Find each line containing the string "true". Copy it.

Dataset records:
________________________________________
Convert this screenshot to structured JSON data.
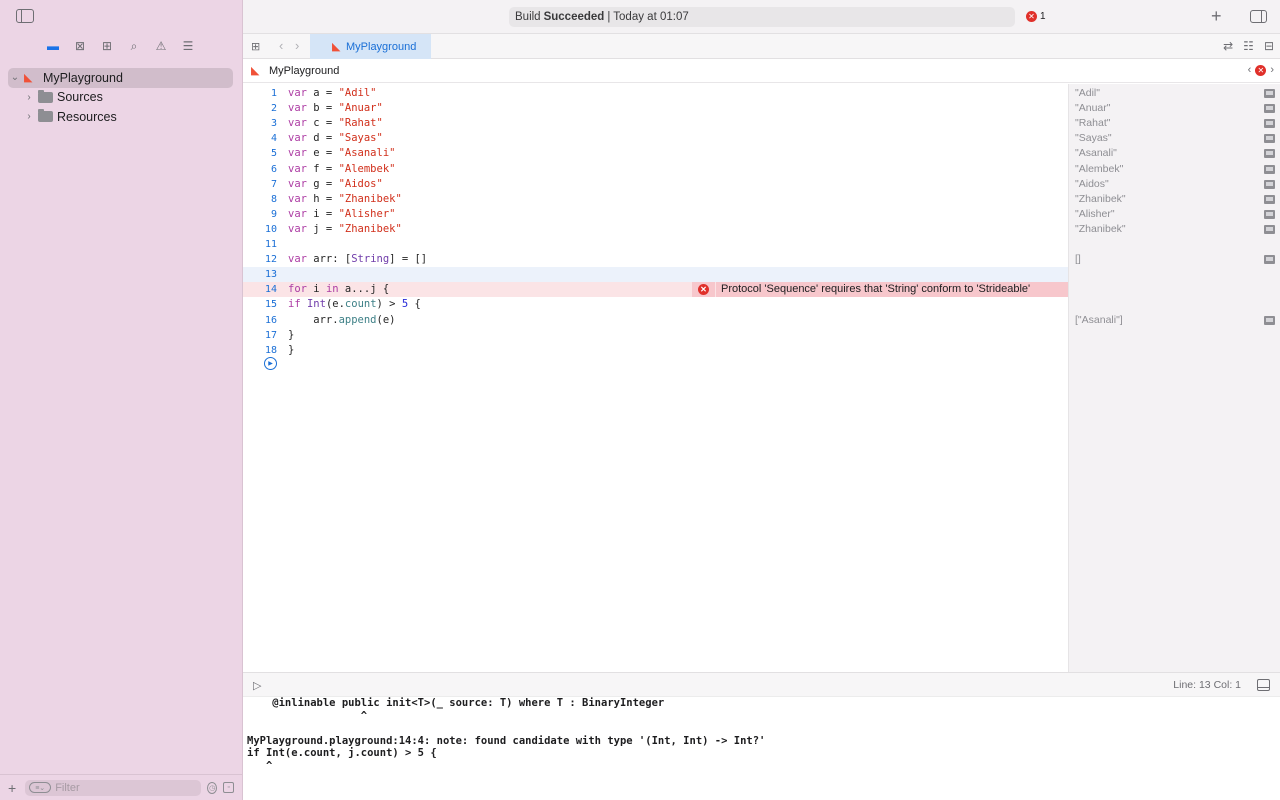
{
  "sidebar": {
    "nav_icons": [
      "folder-icon",
      "source-control-icon",
      "symbol-icon",
      "find-icon",
      "issue-icon",
      "report-icon"
    ],
    "tree": [
      {
        "label": "MyPlayground",
        "icon": "swift-icon",
        "expanded": true,
        "selected": true
      },
      {
        "label": "Sources",
        "icon": "folder-icon",
        "expanded": false
      },
      {
        "label": "Resources",
        "icon": "folder-icon",
        "expanded": false
      }
    ],
    "filter_placeholder": "Filter"
  },
  "toolbar": {
    "status_prefix": "Build",
    "status_bold": "Succeeded",
    "status_suffix": "| Today at 01:07",
    "error_count": "1"
  },
  "tabbar": {
    "tab_label": "MyPlayground"
  },
  "jumpbar": {
    "file": "MyPlayground"
  },
  "editor": {
    "lines": [
      {
        "n": "1",
        "html": "<span class=\"kw\">var</span> a = <span class=\"str\">\"Adil\"</span>",
        "result": "\"Adil\""
      },
      {
        "n": "2",
        "html": "<span class=\"kw\">var</span> b = <span class=\"str\">\"Anuar\"</span>",
        "result": "\"Anuar\""
      },
      {
        "n": "3",
        "html": "<span class=\"kw\">var</span> c = <span class=\"str\">\"Rahat\"</span>",
        "result": "\"Rahat\""
      },
      {
        "n": "4",
        "html": "<span class=\"kw\">var</span> d = <span class=\"str\">\"Sayas\"</span>",
        "result": "\"Sayas\""
      },
      {
        "n": "5",
        "html": "<span class=\"kw\">var</span> e = <span class=\"str\">\"Asanali\"</span>",
        "result": "\"Asanali\""
      },
      {
        "n": "6",
        "html": "<span class=\"kw\">var</span> f = <span class=\"str\">\"Alembek\"</span>",
        "result": "\"Alembek\""
      },
      {
        "n": "7",
        "html": "<span class=\"kw\">var</span> g = <span class=\"str\">\"Aidos\"</span>",
        "result": "\"Aidos\""
      },
      {
        "n": "8",
        "html": "<span class=\"kw\">var</span> h = <span class=\"str\">\"Zhanibek\"</span>",
        "result": "\"Zhanibek\""
      },
      {
        "n": "9",
        "html": "<span class=\"kw\">var</span> i = <span class=\"str\">\"Alisher\"</span>",
        "result": "\"Alisher\""
      },
      {
        "n": "10",
        "html": "<span class=\"kw\">var</span> j = <span class=\"str\">\"Zhanibek\"</span>",
        "result": "\"Zhanibek\""
      },
      {
        "n": "11",
        "html": "",
        "result": ""
      },
      {
        "n": "12",
        "html": "<span class=\"kw\">var</span> arr: [<span class=\"ty\">String</span>] = []",
        "result": "[]"
      },
      {
        "n": "13",
        "html": "",
        "result": "",
        "current": true
      },
      {
        "n": "14",
        "html": "<span class=\"kw\">for</span> i <span class=\"kw\">in</span> a...j {",
        "result": "",
        "error": "Protocol 'Sequence' requires that 'String' conform to 'Strideable'"
      },
      {
        "n": "15",
        "html": "<span class=\"kw\">if</span> <span class=\"ty\">Int</span>(e.<span class=\"fn\">count</span>) > <span class=\"num\">5</span> {",
        "result": ""
      },
      {
        "n": "16",
        "html": "    arr.<span class=\"fn\">append</span>(e)",
        "result": "[\"Asanali\"]"
      },
      {
        "n": "17",
        "html": "}",
        "result": ""
      },
      {
        "n": "18",
        "html": "}",
        "result": ""
      }
    ]
  },
  "debug": {
    "position": "Line: 13  Col: 1",
    "console": [
      "    @inlinable public init<T>(_ source: T) where T : BinaryInteger",
      "                  ^",
      "",
      "MyPlayground.playground:14:4: note: found candidate with type '(Int, Int) -> Int?'",
      "if Int(e.count, j.count) > 5 {",
      "   ^"
    ]
  }
}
________________________________________
Written answer:
        "expanded": true,
        "selected": true
        "current": true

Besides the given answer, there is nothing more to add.